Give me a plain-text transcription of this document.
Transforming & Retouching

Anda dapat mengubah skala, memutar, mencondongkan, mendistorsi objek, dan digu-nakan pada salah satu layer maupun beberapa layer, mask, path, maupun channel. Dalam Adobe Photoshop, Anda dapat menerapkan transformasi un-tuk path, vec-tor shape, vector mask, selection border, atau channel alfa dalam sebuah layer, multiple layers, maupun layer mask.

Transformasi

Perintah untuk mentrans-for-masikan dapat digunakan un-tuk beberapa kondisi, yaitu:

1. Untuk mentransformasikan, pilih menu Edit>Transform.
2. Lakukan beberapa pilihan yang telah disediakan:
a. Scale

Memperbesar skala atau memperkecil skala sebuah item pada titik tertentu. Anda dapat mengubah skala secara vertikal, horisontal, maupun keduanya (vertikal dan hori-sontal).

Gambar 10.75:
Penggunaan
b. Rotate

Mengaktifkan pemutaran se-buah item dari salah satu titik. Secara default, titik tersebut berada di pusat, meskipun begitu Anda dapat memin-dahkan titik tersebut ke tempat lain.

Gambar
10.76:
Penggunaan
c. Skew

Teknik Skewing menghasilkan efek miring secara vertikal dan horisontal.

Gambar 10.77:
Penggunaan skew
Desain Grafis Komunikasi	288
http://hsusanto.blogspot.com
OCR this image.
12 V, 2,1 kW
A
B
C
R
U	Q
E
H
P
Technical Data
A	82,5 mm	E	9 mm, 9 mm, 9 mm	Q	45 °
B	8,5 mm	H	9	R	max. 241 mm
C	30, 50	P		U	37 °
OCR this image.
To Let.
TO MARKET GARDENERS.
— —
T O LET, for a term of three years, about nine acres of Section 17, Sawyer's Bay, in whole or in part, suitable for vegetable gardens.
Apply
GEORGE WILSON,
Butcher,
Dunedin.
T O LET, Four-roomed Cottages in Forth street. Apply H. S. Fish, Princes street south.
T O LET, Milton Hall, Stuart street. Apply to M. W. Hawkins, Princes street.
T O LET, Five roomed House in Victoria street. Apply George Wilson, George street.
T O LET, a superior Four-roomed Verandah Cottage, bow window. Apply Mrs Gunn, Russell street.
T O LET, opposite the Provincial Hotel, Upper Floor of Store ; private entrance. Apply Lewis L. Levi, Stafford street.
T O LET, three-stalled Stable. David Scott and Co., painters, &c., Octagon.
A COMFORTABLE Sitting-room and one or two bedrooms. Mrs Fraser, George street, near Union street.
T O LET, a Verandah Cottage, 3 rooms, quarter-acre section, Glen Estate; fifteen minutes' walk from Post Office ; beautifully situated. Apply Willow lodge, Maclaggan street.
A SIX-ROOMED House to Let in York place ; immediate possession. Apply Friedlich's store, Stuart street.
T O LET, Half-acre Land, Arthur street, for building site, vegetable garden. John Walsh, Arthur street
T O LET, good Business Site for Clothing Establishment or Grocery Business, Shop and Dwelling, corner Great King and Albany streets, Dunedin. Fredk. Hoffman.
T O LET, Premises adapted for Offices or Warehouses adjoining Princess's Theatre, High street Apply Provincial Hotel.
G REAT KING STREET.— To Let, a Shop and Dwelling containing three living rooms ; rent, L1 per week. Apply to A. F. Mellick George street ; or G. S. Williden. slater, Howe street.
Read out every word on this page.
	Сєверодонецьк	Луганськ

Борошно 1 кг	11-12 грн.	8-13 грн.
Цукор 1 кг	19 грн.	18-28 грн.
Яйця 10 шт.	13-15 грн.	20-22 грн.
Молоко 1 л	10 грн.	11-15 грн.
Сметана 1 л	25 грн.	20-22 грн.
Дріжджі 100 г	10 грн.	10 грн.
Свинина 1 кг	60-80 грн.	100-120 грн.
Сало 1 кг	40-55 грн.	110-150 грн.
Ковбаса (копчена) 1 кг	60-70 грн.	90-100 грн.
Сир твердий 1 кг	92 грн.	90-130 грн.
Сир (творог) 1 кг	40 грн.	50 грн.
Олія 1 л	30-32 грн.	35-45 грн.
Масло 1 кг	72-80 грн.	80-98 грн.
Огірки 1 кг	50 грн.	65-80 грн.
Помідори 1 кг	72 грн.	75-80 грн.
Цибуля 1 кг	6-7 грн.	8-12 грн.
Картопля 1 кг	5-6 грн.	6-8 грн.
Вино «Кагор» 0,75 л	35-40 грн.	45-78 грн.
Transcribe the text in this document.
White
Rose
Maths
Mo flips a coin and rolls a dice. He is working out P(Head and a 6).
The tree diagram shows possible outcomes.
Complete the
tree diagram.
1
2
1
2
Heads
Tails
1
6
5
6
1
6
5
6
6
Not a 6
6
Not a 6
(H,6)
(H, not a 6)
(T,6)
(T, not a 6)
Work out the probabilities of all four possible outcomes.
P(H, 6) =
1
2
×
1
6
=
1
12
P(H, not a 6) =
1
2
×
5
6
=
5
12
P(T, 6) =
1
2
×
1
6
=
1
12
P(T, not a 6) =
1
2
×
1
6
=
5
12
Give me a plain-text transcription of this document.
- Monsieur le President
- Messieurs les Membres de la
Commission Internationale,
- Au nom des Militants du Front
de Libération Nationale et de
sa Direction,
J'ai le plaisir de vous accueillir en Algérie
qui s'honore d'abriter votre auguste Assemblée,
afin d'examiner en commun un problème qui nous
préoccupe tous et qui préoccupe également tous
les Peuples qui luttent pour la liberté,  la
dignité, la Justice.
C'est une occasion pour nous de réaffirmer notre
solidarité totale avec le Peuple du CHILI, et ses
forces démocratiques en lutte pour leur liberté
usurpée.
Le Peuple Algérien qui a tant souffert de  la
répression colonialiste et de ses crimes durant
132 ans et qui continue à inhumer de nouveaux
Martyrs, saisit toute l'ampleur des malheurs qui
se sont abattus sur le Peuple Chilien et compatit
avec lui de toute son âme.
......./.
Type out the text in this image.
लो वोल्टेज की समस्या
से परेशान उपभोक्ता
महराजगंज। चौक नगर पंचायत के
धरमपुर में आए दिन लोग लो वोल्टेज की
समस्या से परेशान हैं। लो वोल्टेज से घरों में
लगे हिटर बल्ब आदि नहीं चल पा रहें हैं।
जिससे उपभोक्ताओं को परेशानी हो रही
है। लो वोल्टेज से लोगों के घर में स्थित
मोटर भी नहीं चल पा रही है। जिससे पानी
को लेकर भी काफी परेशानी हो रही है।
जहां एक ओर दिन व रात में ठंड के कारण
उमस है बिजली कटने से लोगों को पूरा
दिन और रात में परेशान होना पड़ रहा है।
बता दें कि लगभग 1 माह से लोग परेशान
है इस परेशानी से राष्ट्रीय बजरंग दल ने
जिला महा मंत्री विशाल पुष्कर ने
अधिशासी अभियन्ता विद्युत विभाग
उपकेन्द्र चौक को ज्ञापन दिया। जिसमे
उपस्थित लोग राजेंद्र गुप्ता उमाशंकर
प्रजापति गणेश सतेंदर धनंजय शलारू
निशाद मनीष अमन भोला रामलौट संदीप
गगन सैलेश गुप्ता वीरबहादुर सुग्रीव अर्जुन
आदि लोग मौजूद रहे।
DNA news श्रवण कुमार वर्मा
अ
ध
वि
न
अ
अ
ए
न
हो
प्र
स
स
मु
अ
- - -
## Request
Copy every line that contains the string "liberté".

## Correct output
les Peuples qui luttent pour la liberté,  la
forces démocratiques en lutte pour leur liberté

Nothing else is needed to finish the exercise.